Update the lines below by changing every "nfo-line" to "text-line", and leave the rest of each line unchanged.

-- START Records for processing --

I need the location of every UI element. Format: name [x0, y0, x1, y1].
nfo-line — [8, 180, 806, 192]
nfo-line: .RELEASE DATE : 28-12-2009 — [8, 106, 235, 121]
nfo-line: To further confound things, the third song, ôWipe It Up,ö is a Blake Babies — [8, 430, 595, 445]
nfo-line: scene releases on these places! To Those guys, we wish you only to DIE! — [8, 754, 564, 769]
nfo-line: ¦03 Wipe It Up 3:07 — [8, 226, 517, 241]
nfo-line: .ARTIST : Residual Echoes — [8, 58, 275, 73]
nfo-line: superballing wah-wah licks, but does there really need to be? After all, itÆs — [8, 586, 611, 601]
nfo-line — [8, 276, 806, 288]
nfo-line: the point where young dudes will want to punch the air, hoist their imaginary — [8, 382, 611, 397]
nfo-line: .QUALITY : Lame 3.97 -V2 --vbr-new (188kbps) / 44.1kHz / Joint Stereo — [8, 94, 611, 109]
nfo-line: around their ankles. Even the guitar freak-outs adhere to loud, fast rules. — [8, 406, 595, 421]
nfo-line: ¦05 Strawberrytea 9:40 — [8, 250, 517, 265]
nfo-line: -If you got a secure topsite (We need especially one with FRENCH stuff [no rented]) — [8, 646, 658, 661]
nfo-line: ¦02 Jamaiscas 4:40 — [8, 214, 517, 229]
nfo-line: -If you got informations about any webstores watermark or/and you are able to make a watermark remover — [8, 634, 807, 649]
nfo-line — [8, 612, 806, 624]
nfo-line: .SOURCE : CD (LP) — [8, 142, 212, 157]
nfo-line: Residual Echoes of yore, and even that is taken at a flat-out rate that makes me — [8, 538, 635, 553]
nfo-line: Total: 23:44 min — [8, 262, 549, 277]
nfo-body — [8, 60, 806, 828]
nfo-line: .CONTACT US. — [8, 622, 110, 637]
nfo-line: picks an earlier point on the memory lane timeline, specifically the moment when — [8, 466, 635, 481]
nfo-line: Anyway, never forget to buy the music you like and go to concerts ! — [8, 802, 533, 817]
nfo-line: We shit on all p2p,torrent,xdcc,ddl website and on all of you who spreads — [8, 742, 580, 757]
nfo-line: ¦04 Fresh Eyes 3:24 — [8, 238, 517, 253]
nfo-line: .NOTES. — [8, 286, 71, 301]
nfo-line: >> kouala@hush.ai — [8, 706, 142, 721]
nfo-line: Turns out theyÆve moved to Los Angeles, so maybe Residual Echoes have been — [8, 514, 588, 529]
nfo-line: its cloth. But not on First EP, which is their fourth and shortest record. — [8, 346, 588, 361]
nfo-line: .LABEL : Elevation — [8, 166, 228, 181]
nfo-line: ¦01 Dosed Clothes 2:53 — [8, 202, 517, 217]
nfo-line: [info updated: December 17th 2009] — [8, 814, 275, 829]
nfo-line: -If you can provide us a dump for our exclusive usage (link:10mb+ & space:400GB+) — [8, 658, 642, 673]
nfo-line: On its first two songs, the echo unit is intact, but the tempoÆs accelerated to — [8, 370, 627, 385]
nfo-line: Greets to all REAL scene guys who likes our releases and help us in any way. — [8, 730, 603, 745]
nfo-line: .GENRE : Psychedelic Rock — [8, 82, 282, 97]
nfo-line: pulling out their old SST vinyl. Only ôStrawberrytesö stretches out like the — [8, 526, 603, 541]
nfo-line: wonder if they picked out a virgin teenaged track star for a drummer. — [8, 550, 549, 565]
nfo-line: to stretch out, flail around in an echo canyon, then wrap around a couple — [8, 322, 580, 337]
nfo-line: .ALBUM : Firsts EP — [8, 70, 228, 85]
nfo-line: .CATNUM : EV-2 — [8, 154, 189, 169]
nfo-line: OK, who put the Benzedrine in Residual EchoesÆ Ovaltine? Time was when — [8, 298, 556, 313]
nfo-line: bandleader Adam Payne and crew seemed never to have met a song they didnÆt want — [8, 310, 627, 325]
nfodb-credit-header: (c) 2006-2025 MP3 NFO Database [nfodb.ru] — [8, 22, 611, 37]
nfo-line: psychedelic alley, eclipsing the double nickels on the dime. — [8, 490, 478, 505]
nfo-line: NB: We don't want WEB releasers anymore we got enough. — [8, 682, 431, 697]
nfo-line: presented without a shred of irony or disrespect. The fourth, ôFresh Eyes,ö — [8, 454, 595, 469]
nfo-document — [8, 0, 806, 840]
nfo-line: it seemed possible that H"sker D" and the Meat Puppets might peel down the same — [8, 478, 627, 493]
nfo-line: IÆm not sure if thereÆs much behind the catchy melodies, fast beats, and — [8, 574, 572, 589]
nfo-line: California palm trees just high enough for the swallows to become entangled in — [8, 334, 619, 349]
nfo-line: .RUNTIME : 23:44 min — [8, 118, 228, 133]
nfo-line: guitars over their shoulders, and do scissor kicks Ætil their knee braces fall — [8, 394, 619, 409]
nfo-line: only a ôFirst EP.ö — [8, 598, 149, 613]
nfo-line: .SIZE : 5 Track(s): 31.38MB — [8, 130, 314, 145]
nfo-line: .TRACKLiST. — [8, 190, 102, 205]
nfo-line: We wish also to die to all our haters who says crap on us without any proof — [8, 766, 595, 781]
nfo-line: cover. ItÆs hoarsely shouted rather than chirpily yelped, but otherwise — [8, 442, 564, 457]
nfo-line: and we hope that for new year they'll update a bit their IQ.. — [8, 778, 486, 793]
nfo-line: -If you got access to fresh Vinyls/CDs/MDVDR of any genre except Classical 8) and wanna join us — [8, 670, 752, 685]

-- END Records for processing --

Result below:
I need the location of every UI element. Format: name [x0, y0, x1, y1].
text-line — [8, 180, 806, 192]
text-line: .RELEASE DATE : 28-12-2009 — [8, 106, 235, 121]
text-line: To further confound things, the third song, ôWipe It Up,ö is a Blake Babies — [8, 430, 595, 445]
text-line: scene releases on these places! To Those guys, we wish you only to DIE! — [8, 754, 564, 769]
text-line: ¦03 Wipe It Up 3:07 — [8, 226, 517, 241]
text-line: .ARTIST : Residual Echoes — [8, 58, 275, 73]
text-line: superballing wah-wah licks, but does there really need to be? After all, itÆs — [8, 586, 611, 601]
text-line — [8, 276, 806, 288]
text-line: the point where young dudes will want to punch the air, hoist their imaginary — [8, 382, 611, 397]
text-line: .QUALITY : Lame 3.97 -V2 --vbr-new (188kbps) / 44.1kHz / Joint Stereo — [8, 94, 611, 109]
text-line: around their ankles. Even the guitar freak-outs adhere to loud, fast rules. — [8, 406, 595, 421]
text-line: ¦05 Strawberrytea 9:40 — [8, 250, 517, 265]
text-line: -If you got a secure topsite (We need especially one with FRENCH stuff [no rented]) — [8, 646, 658, 661]
text-line: ¦02 Jamaiscas 4:40 — [8, 214, 517, 229]
text-line: -If you got informations about any webstores watermark or/and you are able to make a watermark remover — [8, 634, 807, 649]
text-line — [8, 612, 806, 624]
text-line: .SOURCE : CD (LP) — [8, 142, 212, 157]
text-line: Residual Echoes of yore, and even that is taken at a flat-out rate that makes me — [8, 538, 635, 553]
text-line: Total: 23:44 min — [8, 262, 549, 277]
nfo-body — [8, 60, 806, 828]
text-line: .CONTACT US. — [8, 622, 110, 637]
text-line: picks an earlier point on the memory lane timeline, specifically the moment when — [8, 466, 635, 481]
text-line: Anyway, never forget to buy the music you like and go to concerts ! — [8, 802, 533, 817]
text-line: We shit on all p2p,torrent,xdcc,ddl website and on all of you who spreads — [8, 742, 580, 757]
text-line: ¦04 Fresh Eyes 3:24 — [8, 238, 517, 253]
text-line: .NOTES. — [8, 286, 71, 301]
text-line: >> kouala@hush.ai — [8, 706, 142, 721]
text-line: Turns out theyÆve moved to Los Angeles, so maybe Residual Echoes have been — [8, 514, 588, 529]
text-line: its cloth. But not on First EP, which is their fourth and shortest record. — [8, 346, 588, 361]
text-line: .LABEL : Elevation — [8, 166, 228, 181]
text-line: ¦01 Dosed Clothes 2:53 — [8, 202, 517, 217]
text-line: [info updated: December 17th 2009] — [8, 814, 275, 829]
text-line: -If you can provide us a dump for our exclusive usage (link:10mb+ & space:400GB+) — [8, 658, 642, 673]
text-line: On its first two songs, the echo unit is intact, but the tempoÆs accelerated to — [8, 370, 627, 385]
text-line: Greets to all REAL scene guys who likes our releases and help us in any way. — [8, 730, 603, 745]
text-line: .GENRE : Psychedelic Rock — [8, 82, 282, 97]
text-line: pulling out their old SST vinyl. Only ôStrawberrytesö stretches out like the — [8, 526, 603, 541]
text-line: wonder if they picked out a virgin teenaged track star for a drummer. — [8, 550, 549, 565]
text-line: to stretch out, flail around in an echo canyon, then wrap around a couple — [8, 322, 580, 337]
text-line: .ALBUM : Firsts EP — [8, 70, 228, 85]
text-line: .CATNUM : EV-2 — [8, 154, 189, 169]
text-line: OK, who put the Benzedrine in Residual EchoesÆ Ovaltine? Time was when — [8, 298, 556, 313]
text-line: bandleader Adam Payne and crew seemed never to have met a song they didnÆt want — [8, 310, 627, 325]
nfodb-credit-header: (c) 2006-2025 MP3 NFO Database [nfodb.ru] — [8, 22, 611, 37]
text-line: psychedelic alley, eclipsing the double nickels on the dime. — [8, 490, 478, 505]
text-line: NB: We don't want WEB releasers anymore we got enough. — [8, 682, 431, 697]
text-line: presented without a shred of irony or disrespect. The fourth, ôFresh Eyes,ö — [8, 454, 595, 469]
nfo-document — [8, 0, 806, 840]
text-line: it seemed possible that H"sker D" and the Meat Puppets might peel down the same — [8, 478, 627, 493]
text-line: IÆm not sure if thereÆs much behind the catchy melodies, fast beats, and — [8, 574, 572, 589]
text-line: California palm trees just high enough for the swallows to become entangled in — [8, 334, 619, 349]
text-line: .RUNTIME : 23:44 min — [8, 118, 228, 133]
text-line: guitars over their shoulders, and do scissor kicks Ætil their knee braces fall — [8, 394, 619, 409]
text-line: only a ôFirst EP.ö — [8, 598, 149, 613]
text-line: .SIZE : 5 Track(s): 31.38MB — [8, 130, 314, 145]
text-line: .TRACKLiST. — [8, 190, 102, 205]
text-line: We wish also to die to all our haters who says crap on us without any proof — [8, 766, 595, 781]
text-line: cover. ItÆs hoarsely shouted rather than chirpily yelped, but otherwise — [8, 442, 564, 457]
text-line: and we hope that for new year they'll update a bit their IQ.. — [8, 778, 486, 793]
text-line: -If you got access to fresh Vinyls/CDs/MDVDR of any genre except Classical 8) and wanna join us — [8, 670, 752, 685]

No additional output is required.